THE EXERCISE: Provide only the number of lines in the records below that include "числа".

DATA ROWS:
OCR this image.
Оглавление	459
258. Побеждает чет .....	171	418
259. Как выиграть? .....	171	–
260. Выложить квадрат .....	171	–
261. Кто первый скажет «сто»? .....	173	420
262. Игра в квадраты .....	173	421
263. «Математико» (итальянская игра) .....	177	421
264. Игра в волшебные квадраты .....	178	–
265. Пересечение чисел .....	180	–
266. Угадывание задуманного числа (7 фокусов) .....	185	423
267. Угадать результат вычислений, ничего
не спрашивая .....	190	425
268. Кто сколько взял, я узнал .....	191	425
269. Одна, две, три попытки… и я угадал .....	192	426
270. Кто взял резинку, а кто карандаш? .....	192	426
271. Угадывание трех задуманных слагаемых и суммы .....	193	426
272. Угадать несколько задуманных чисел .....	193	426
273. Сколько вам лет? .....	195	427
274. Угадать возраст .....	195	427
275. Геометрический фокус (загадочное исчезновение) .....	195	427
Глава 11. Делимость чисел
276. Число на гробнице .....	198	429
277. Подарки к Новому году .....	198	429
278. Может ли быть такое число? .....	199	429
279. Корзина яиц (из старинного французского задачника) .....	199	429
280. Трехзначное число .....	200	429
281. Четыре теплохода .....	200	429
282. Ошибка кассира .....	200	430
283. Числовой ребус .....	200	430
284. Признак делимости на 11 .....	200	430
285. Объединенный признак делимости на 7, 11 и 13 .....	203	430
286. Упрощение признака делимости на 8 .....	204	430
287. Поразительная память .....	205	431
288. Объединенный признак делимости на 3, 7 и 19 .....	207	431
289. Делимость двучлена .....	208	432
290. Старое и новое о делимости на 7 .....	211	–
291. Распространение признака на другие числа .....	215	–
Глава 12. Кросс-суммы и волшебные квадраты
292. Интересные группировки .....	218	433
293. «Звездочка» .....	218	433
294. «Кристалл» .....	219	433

OUTPUT FOR THIS EXERCISE: 2